TASK REQUIREMENTS
Reproduce all entries precisely, down to the last character.
━━━━━ DATASET CONTENT ━━━━━
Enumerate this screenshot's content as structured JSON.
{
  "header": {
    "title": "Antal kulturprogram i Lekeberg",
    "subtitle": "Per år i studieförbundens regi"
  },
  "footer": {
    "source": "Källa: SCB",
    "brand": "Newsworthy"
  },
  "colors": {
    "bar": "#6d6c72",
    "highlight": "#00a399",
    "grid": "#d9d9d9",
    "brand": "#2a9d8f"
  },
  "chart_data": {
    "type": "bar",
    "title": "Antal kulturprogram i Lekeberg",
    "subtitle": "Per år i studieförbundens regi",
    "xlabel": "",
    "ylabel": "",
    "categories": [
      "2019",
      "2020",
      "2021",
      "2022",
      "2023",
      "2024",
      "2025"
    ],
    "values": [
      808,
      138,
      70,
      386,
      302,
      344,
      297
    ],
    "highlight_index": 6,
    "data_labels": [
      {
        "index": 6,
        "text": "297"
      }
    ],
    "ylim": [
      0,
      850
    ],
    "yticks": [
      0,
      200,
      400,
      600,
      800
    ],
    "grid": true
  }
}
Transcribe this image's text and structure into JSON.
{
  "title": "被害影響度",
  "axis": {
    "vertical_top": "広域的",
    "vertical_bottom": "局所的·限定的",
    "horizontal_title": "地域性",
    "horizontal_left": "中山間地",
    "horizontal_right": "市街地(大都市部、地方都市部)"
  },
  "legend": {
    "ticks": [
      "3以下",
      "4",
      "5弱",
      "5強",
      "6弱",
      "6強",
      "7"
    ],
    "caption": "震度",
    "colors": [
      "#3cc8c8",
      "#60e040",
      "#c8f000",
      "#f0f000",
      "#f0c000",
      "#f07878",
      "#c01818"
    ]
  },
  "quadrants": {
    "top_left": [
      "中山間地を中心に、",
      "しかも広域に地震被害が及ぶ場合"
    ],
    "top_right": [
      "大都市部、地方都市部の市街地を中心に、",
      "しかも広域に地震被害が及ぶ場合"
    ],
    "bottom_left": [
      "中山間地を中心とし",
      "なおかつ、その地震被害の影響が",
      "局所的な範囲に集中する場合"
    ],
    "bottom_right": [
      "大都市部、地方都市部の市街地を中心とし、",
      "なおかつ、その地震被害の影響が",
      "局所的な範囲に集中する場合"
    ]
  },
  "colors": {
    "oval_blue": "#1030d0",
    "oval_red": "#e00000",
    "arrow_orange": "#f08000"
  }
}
━━━━━
WRITTEN ANSWER
Enumerate this screenshot's content as structured JSON.
{
  "header": {
    "title": "Antal kulturprogram i Lekeberg",
    "subtitle": "Per år i studieförbundens regi"
  },
  "footer": {
    "source": "Källa: SCB",
    "brand": "Newsworthy"
  },
  "colors": {
    "bar": "#6d6c72",
    "highlight": "#00a399",
    "grid": "#d9d9d9",
    "brand": "#2a9d8f"
  },
  "chart_data": {
    "type": "bar",
    "title": "Antal kulturprogram i Lekeberg",
    "subtitle": "Per år i studieförbundens regi",
    "xlabel": "",
    "ylabel": "",
    "categories": [
      "2019",
      "2020",
      "2021",
      "2022",
      "2023",
      "2024",
      "2025"
    ],
    "values": [
      808,
      138,
      70,
      386,
      302,
      344,
      297
    ],
    "highlight_index": 6,
    "data_labels": [
      {
        "index": 6,
        "text": "297"
      }
    ],
    "ylim": [
      0,
      850
    ],
    "yticks": [
      0,
      200,
      400,
      600,
      800
    ],
    "grid": true
  }
}
Transcribe this image's text and structure into JSON.
{
  "title": "被害影響度",
  "axis": {
    "vertical_top": "広域的",
    "vertical_bottom": "局所的·限定的",
    "horizontal_title": "地域性",
    "horizontal_left": "中山間地",
    "horizontal_right": "市街地(大都市部、地方都市部)"
  },
  "legend": {
    "ticks": [
      "3以下",
      "4",
      "5弱",
      "5強",
      "6弱",
      "6強",
      "7"
    ],
    "caption": "震度",
    "colors": [
      "#3cc8c8",
      "#60e040",
      "#c8f000",
      "#f0f000",
      "#f0c000",
      "#f07878",
      "#c01818"
    ]
  },
  "quadrants": {
    "top_left": [
      "中山間地を中心に、",
      "しかも広域に地震被害が及ぶ場合"
    ],
    "top_right": [
      "大都市部、地方都市部の市街地を中心に、",
      "しかも広域に地震被害が及ぶ場合"
    ],
    "bottom_left": [
      "中山間地を中心とし",
      "なおかつ、その地震被害の影響が",
      "局所的な範囲に集中する場合"
    ],
    "bottom_right": [
      "大都市部、地方都市部の市街地を中心とし、",
      "なおかつ、その地震被害の影響が",
      "局所的な範囲に集中する場合"
    ]
  },
  "colors": {
    "oval_blue": "#1030d0",
    "oval_red": "#e00000",
    "arrow_orange": "#f08000"
  }
}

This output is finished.